• [SOURCE EXCERPT]

TL&CC Q&A – Jonathan Justus, executive chef & co-owner, Black Dirt

28 November 2018
Jonathan Justus, Black Dirt

Jonathan Justus was a gallery-represented painter and bike messenger for fifteen years, a cook in Paris, and ran a kitchen in the south of France while living as an illegal immigrant. He was executive chef at Justus Drugstore, which he co-owned with his wife Camille Eklof. In 2007, Justus Drugstore was nominated by the James Beard Foundation for Best New Restaurant (nationwide). Chef Justus has two James Beard nominations for Best Chef Midwest, and he and the restaurant have been featured in numerous publications including USA Today, Bon Appétit and The New York Times Sunday Magazine. Justus and Eklof recently opened their much-anticipated Kansas City concept, Black Dirt.

What is your idea of perfect happiness? When I am intensely focused, whether it is off-road cycling, off-piste skiing, shooting billiards, painting, or cooking – all else recedes back. All darkness, hate, intolerance or greed, dissolve. It is only me and the object of my focus.

What is the purest thing you have ever tasted? The not-quite-bloomed black locust flower. It tastes like a floral starchless sweet pea. They are elusive here. Finicky spring weather allows for foraging them three or four out of every ten years, or so.

What is the best thing you can do with your hands? Keep them. I almost lost my right one because of nerve damage caused by a car door opening in front of me on my bicycle. This ended a fourteen-year career as a bicycle messenger.

What do you love most about what you do? Bringing people back from their culinary fears. I often have people tell me, “Chef, I eat things here that I would never try somewhere else because over time I’ve learned to trust you.”

What do you consider the most overrated ingredient? It’s a toss-up between lobster and truffles. You’ll impress me more with your creativity using pedestrian ingredients. Show me something I haven’t seen with a zucchini (courgette).

What’s the best thing you’ve ever been taught? To not be my own worst enemy. It’s a constant struggle. Wait, I haven’t learned anything.

• [INFORMATION SHOWN]
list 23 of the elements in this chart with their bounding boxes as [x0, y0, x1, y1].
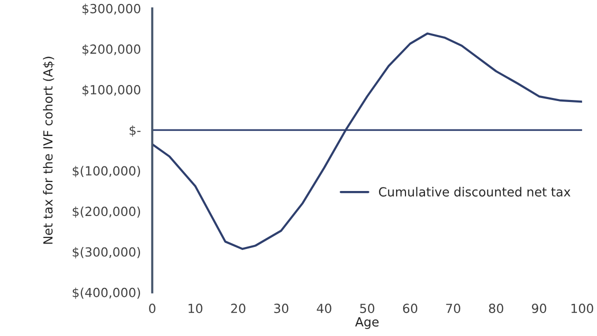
x-tick-label: 70	[446, 304, 460, 314]
y-tick-label: $(100,000)	[72, 166, 140, 178]
y-tick-label: $100,000	[82, 84, 140, 96]
y-tick-label: $(200,000)	[72, 206, 140, 218]
y-tick-label: $(300,000)	[72, 247, 140, 258]
x-tick-label: 90	[532, 304, 546, 314]
x-tick-label: 60	[403, 304, 418, 314]
x-tick-label: 100	[572, 304, 594, 314]
x-tick-label: 40	[316, 304, 332, 314]
line-series	[152, 32, 582, 250]
x-tick-label: 10	[188, 304, 202, 314]
x-tick-label: 20	[231, 304, 246, 314]
legend-label: Cumulative discounted net tax	[378, 186, 570, 197]
y-tick-label: $(400,000)	[72, 288, 140, 299]
y-axis-title: Net tax for the IVF cohort (A$)	[42, 56, 54, 244]
y-tick-label: $200,000	[82, 44, 140, 56]
x-axis-title: Age	[355, 317, 379, 330]
x-tick-label: 50	[360, 304, 374, 314]
x-tick-label: 0	[149, 304, 156, 314]
y-tick-label: $300,000	[82, 4, 140, 15]
y-tick-label: $-	[130, 125, 141, 137]
x-tick-label: 30	[274, 304, 288, 314]
x-tick-label: 80	[489, 304, 504, 314]
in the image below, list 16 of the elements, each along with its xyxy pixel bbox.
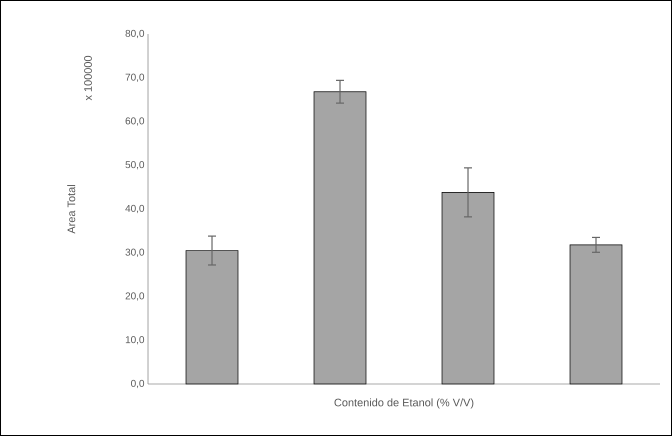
bar (314, 91, 366, 384)
y-tick-label: 20,0 (126, 292, 144, 301)
y-tick-label: 70,0 (126, 74, 144, 82)
y-tick-label: 10,0 (126, 336, 144, 344)
y-tick-label: 40,0 (125, 204, 144, 214)
y-tick-label: 60,0 (126, 117, 144, 126)
y-tick-label: 30,0 (125, 248, 144, 257)
bar (570, 244, 622, 384)
y-axis-title: Area Total (67, 185, 76, 234)
y-tick-label: 0,0 (131, 380, 144, 388)
text: x 100000 (84, 56, 92, 100)
x-axis-title: Contenido de Etanol (% V/V) (334, 398, 474, 409)
bar (186, 250, 238, 384)
y-tick-label: 50,0 (126, 161, 144, 170)
bar (442, 192, 494, 384)
y-tick-label: 80,0 (126, 30, 144, 38)
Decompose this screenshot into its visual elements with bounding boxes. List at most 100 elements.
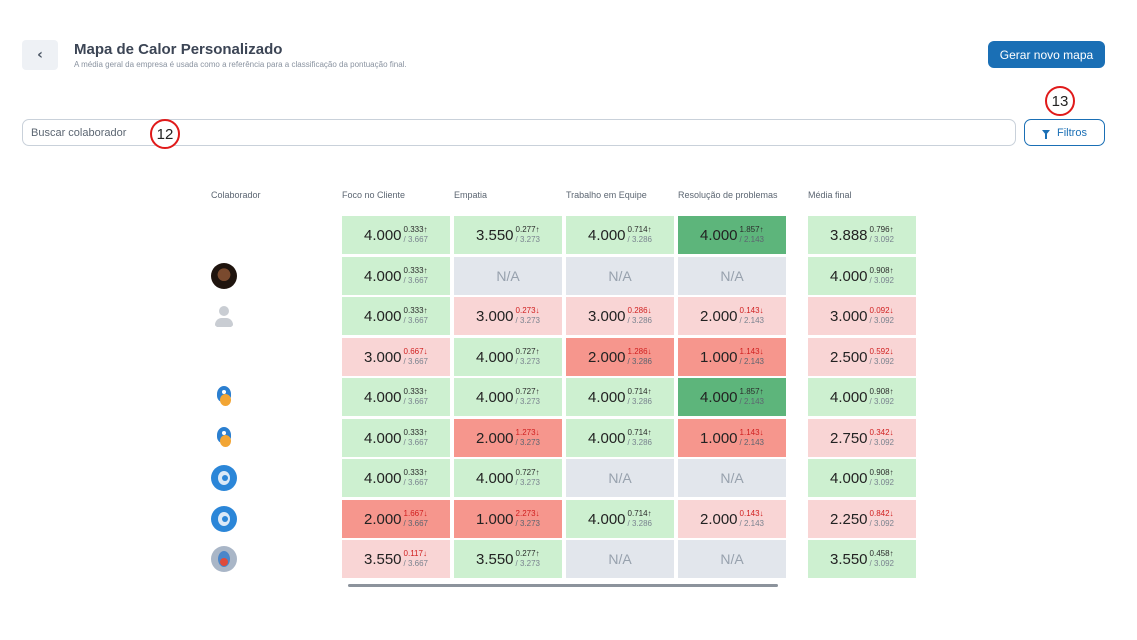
diff-up: 0.714↑ (627, 387, 652, 396)
cell-score: 4.000 (363, 429, 402, 447)
heatmap-cell[interactable]: 4.000 0.727↑/ 3.273 (454, 338, 562, 376)
heatmap-cell[interactable]: 3.000 0.273↓/ 3.273 (454, 297, 562, 335)
cell-score: 2.000 (587, 348, 626, 366)
heatmap-cell[interactable]: 4.000 0.727↑/ 3.273 (454, 459, 562, 497)
column-average: / 3.273 (515, 357, 540, 366)
column-average: / 3.273 (515, 316, 540, 325)
diff-down: 2.273↓ (515, 509, 540, 518)
column-average: / 3.286 (627, 519, 652, 528)
column-average: / 2.143 (739, 438, 764, 447)
heatmap-cell[interactable]: 4.000 0.333↑/ 3.667 (342, 216, 450, 254)
heatmap-cell[interactable]: 3.550 0.277↑/ 3.273 (454, 216, 562, 254)
heatmap-cell[interactable]: 4.000 0.714↑/ 3.286 (566, 500, 674, 538)
heatmap-cell[interactable]: 3.888 0.796↑/ 3.092 (808, 216, 916, 254)
heatmap-cell[interactable]: 2.000 1.286↓/ 3.286 (566, 338, 674, 376)
cell-score: 4.000 (587, 510, 626, 528)
cell-score: 2.500 (829, 348, 868, 366)
new-map-button[interactable]: Gerar novo mapa (988, 41, 1105, 68)
avatar[interactable] (211, 263, 237, 289)
heatmap-cell[interactable]: 3.000 0.286↓/ 3.286 (566, 297, 674, 335)
heatmap-cell[interactable]: 2.250 0.842↓/ 3.092 (808, 500, 916, 538)
diff-down: 0.342↓ (869, 428, 894, 437)
avatar[interactable] (211, 384, 237, 410)
cell-score: 1.000 (475, 510, 514, 528)
heatmap-cell[interactable]: 3.000 0.092↓/ 3.092 (808, 297, 916, 335)
heatmap-cell[interactable]: 3.550 0.458↑/ 3.092 (808, 540, 916, 578)
heatmap-cell[interactable]: 4.000 0.714↑/ 3.286 (566, 216, 674, 254)
diff-up: 0.714↑ (627, 428, 652, 437)
cell-score: 4.000 (475, 469, 514, 487)
heatmap-cell[interactable]: 4.000 1.857↑/ 2.143 (678, 216, 786, 254)
column-average: / 3.667 (403, 519, 428, 528)
diff-up: 0.908↑ (869, 387, 894, 396)
heatmap-cell[interactable]: 4.000 0.908↑/ 3.092 (808, 378, 916, 416)
heatmap-cell[interactable]: N/A (566, 459, 674, 497)
diff-down: 1.286↓ (627, 347, 652, 356)
heatmap-cell[interactable]: 4.000 0.333↑/ 3.667 (342, 419, 450, 457)
heatmap-cell[interactable]: 4.000 1.857↑/ 2.143 (678, 378, 786, 416)
heatmap-cell[interactable]: 2.000 0.143↓/ 2.143 (678, 500, 786, 538)
heatmap-cell[interactable]: 4.000 0.333↑/ 3.667 (342, 459, 450, 497)
heatmap-cell[interactable]: N/A (678, 257, 786, 295)
avatar[interactable] (211, 465, 237, 491)
page-subtitle: A média geral da empresa é usada como a … (74, 60, 407, 69)
diff-up: 0.727↑ (515, 347, 540, 356)
diff-up: 0.727↑ (515, 468, 540, 477)
heatmap-cell[interactable]: 4.000 0.908↑/ 3.092 (808, 257, 916, 295)
horizontal-scrollbar[interactable] (348, 584, 778, 587)
filters-button[interactable]: Filtros (1024, 119, 1105, 146)
heatmap-cell[interactable]: 2.000 1.667↓/ 3.667 (342, 500, 450, 538)
cell-score: 4.000 (475, 388, 514, 406)
avatar[interactable] (211, 425, 237, 451)
diff-up: 1.857↑ (739, 225, 764, 234)
heatmap-cell[interactable]: 3.000 0.667↓/ 3.667 (342, 338, 450, 376)
cell-na: N/A (608, 470, 632, 486)
heatmap-cell[interactable]: 4.000 0.727↑/ 3.273 (454, 378, 562, 416)
heatmap-cell[interactable]: 1.000 1.143↓/ 2.143 (678, 419, 786, 457)
back-button[interactable]: ‹ (22, 40, 58, 70)
cell-score: 3.550 (829, 550, 868, 568)
heatmap-cell[interactable]: 3.550 0.277↑/ 3.273 (454, 540, 562, 578)
heatmap-cell[interactable]: N/A (678, 540, 786, 578)
cell-score: 4.000 (363, 267, 402, 285)
heatmap-cell[interactable]: 4.000 0.333↑/ 3.667 (342, 297, 450, 335)
heatmap-cell[interactable]: 4.000 0.714↑/ 3.286 (566, 378, 674, 416)
cell-score: 4.000 (829, 388, 868, 406)
heatmap-cell[interactable]: N/A (454, 257, 562, 295)
annotation-badge-filters: 13 (1045, 86, 1075, 116)
heatmap-cell[interactable]: 3.550 0.117↓/ 3.667 (342, 540, 450, 578)
heatmap-cell[interactable]: 2.000 0.143↓/ 2.143 (678, 297, 786, 335)
heatmap-cell[interactable]: 2.000 1.273↓/ 3.273 (454, 419, 562, 457)
heatmap-cell[interactable]: N/A (678, 459, 786, 497)
heatmap-cell[interactable]: 4.000 0.333↑/ 3.667 (342, 378, 450, 416)
diff-up: 0.796↑ (869, 225, 894, 234)
diff-up: 0.908↑ (869, 266, 894, 275)
diff-up: 0.714↑ (627, 225, 652, 234)
cell-score: 4.000 (699, 226, 738, 244)
heatmap-cell[interactable]: 2.500 0.592↓/ 3.092 (808, 338, 916, 376)
page-title: Mapa de Calor Personalizado (74, 41, 283, 58)
column-average: / 3.667 (403, 438, 428, 447)
avatar[interactable] (211, 303, 237, 329)
cell-score: 2.750 (829, 429, 868, 447)
heatmap-cell[interactable]: 4.000 0.908↑/ 3.092 (808, 459, 916, 497)
heatmap-cell[interactable]: 4.000 0.714↑/ 3.286 (566, 419, 674, 457)
heatmap-cell[interactable]: 1.000 2.273↓/ 3.273 (454, 500, 562, 538)
heatmap-cell[interactable]: 2.750 0.342↓/ 3.092 (808, 419, 916, 457)
cell-score: 4.000 (587, 429, 626, 447)
annotation-badge-search: 12 (150, 119, 180, 149)
avatar[interactable] (211, 546, 237, 572)
cell-score: 4.000 (475, 348, 514, 366)
heatmap-cell[interactable]: 4.000 0.333↑/ 3.667 (342, 257, 450, 295)
diff-down: 1.667↓ (403, 509, 428, 518)
diff-up: 0.277↑ (515, 225, 540, 234)
diff-up: 0.333↑ (403, 387, 428, 396)
search-input[interactable] (22, 119, 1016, 146)
column-average: / 3.092 (869, 276, 894, 285)
avatar[interactable] (211, 506, 237, 532)
heatmap-cell[interactable]: N/A (566, 540, 674, 578)
heatmap-cell[interactable]: N/A (566, 257, 674, 295)
column-average: / 3.286 (627, 316, 652, 325)
diff-up: 0.277↑ (515, 549, 540, 558)
heatmap-cell[interactable]: 1.000 1.143↓/ 2.143 (678, 338, 786, 376)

• [TASK SET]
a) In the Jonathan Justus Q&A, what is the purest thing he says he has ever tasted?
b) Pick up the Jonathan Justus Q&A after its final answer and keep it going in the same question-and-answer form.

• [EXPECTED RESULTS]
a) The not-quite-bloomed black locust flower.

b)
Is there anything you don’t particularly care to eat? Anything that hasn’t been respected. Think about that for a moment or two.

When was the last time you ate out, and where? Last week at The Antler Room in Kansas City.

Are there any mentors or food heroes you would like to thank? Noboru and his wife Yoshimi, the chef duo of a ten-seat sushi restaurant in San Francisco I visited nearly weekly for over ten years and whose name I’ve sworn to secrecy, for teaching me the aesthetic of ‘less is more’ and how to use the entirety of an abalone – including the partially-digested seaweed still in its stomach.

What are your favourite books or cookbooks? The out-of-print The Professional Charcuterie Series, Wild Edibles of Missouri, the 1943 ‘War Edition’ of The Joy of Cooking that was a wedding gift from my mother replete with diagrams on how to skin a squirrel, and Blue Highways by William Least Heat Moon.

What do you make from scratch? I always said if we can’t make it from scratch, we just won’t serve it, and I would follow that with a ‘for instance’. For instance, we’ll probably never make…

What would you be doing if you weren’t doing what you are doing? Looking for work.

How do you like to spend your day off? Exploring.

What does success mean to you? Effecting change.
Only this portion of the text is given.